*SET PROBLEM*: Retype the whole listing, please, keeping every line exact and dropping the pictures.

Data listing:
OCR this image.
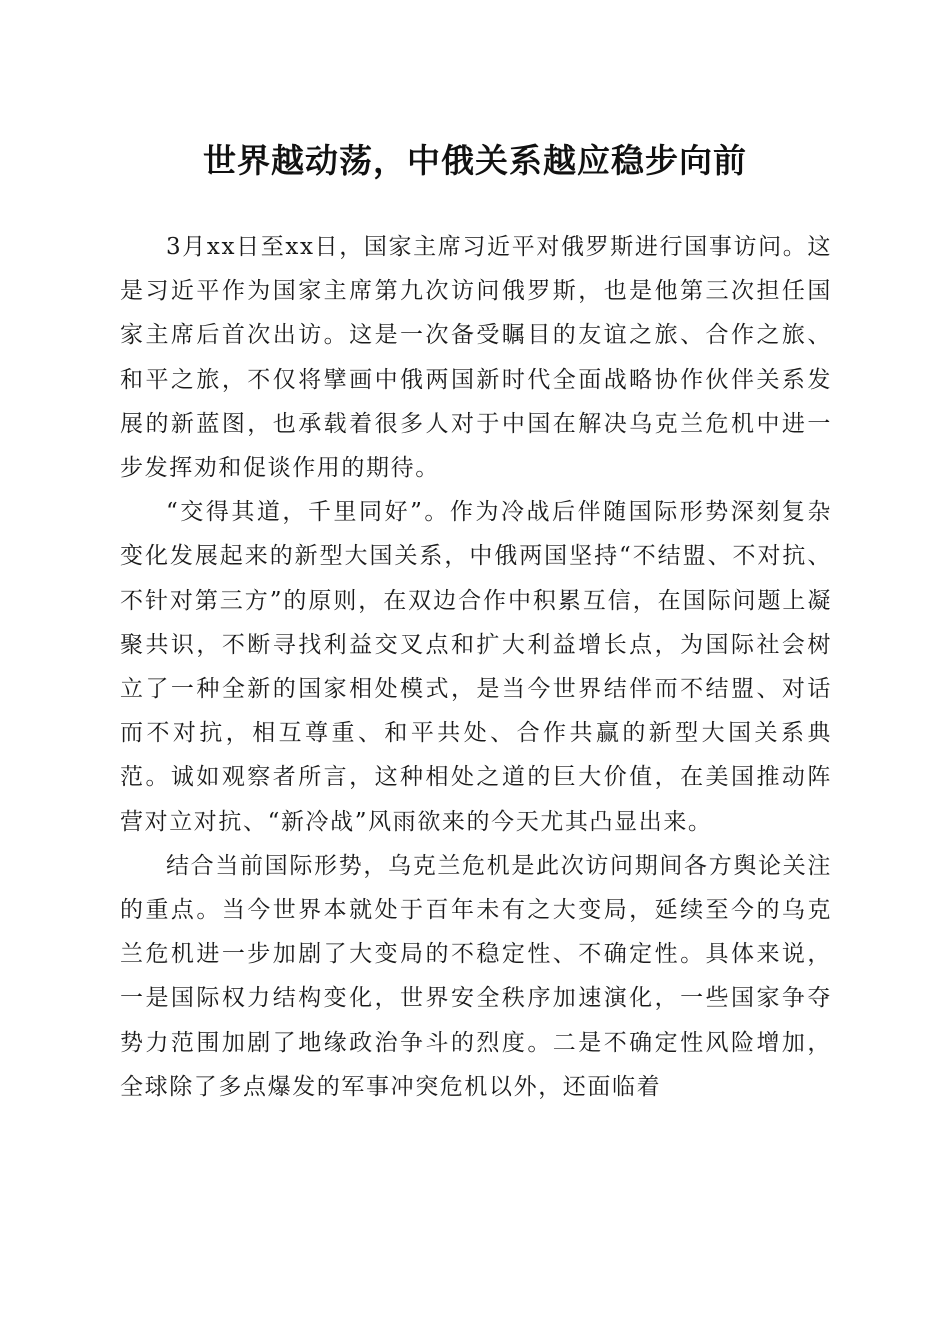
世界越动荡，中俄关系越应稳步向前

3月xx日至xx日，国家主席习近平对俄罗斯进行国事访问。这是习近平作为国家主席第九次访问俄罗斯，也是他第三次担任国家主席后首次出访。这是一次备受瞩目的友谊之旅、合作之旅、和平之旅，不仅将擘画中俄两国新时代全面战略协作伙伴关系发展的新蓝图，也承载着很多人对于中国在解决乌克兰危机中进一步发挥劝和促谈作用的期待。

“交得其道，千里同好”。作为冷战后伴随国际形势深刻复杂变化发展起来的新型大国关系，中俄两国坚持“不结盟、不对抗、不针对第三方”的原则，在双边合作中积累互信，在国际问题上凝聚共识，不断寻找利益交叉点和扩大利益增长点，为国际社会树立了一种全新的国家相处模式，是当今世界结伴而不结盟、对话而不对抗，相互尊重、和平共处、合作共赢的新型大国关系典范。诚如观察者所言，这种相处之道的巨大价值，在美国推动阵营对立对抗、“新冷战”风雨欲来的今天尤其凸显出来。

结合当前国际形势，乌克兰危机是此次访问期间各方舆论关注的重点。当今世界本就处于百年未有之大变局，延续至今的乌克兰危机进一步加剧了大变局的不稳定性、不确定性。具体来说，一是国际权力结构变化，世界安全秩序加速演化，一些国家争夺势力范围加剧了地缘政治争斗的烈度。二是不确定性风险增加，全球除了多点爆发的军事冲突危机以外，还面临着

*SOLUTION TO THIS TASK*:
OCR this image.
世界越动荡，中俄关系越应稳步向前

3月xx日至xx日，国家主席习近平对俄罗斯进行国事访问。这是习近平作为国家主席第九次访问俄罗斯，也是他第三次担任国家主席后首次出访。这是一次备受瞩目的友谊之旅、合作之旅、和平之旅，不仅将擘画中俄两国新时代全面战略协作伙伴关系发展的新蓝图，也承载着很多人对于中国在解决乌克兰危机中进一步发挥劝和促谈作用的期待。

“交得其道，千里同好”。作为冷战后伴随国际形势深刻复杂变化发展起来的新型大国关系，中俄两国坚持“不结盟、不对抗、不针对第三方”的原则，在双边合作中积累互信，在国际问题上凝聚共识，不断寻找利益交叉点和扩大利益增长点，为国际社会树立了一种全新的国家相处模式，是当今世界结伴而不结盟、对话而不对抗，相互尊重、和平共处、合作共赢的新型大国关系典范。诚如观察者所言，这种相处之道的巨大价值，在美国推动阵营对立对抗、“新冷战”风雨欲来的今天尤其凸显出来。

结合当前国际形势，乌克兰危机是此次访问期间各方舆论关注的重点。当今世界本就处于百年未有之大变局，延续至今的乌克兰危机进一步加剧了大变局的不稳定性、不确定性。具体来说，一是国际权力结构变化，世界安全秩序加速演化，一些国家争夺势力范围加剧了地缘政治争斗的烈度。二是不确定性风险增加，全球除了多点爆发的军事冲突危机以外，还面临着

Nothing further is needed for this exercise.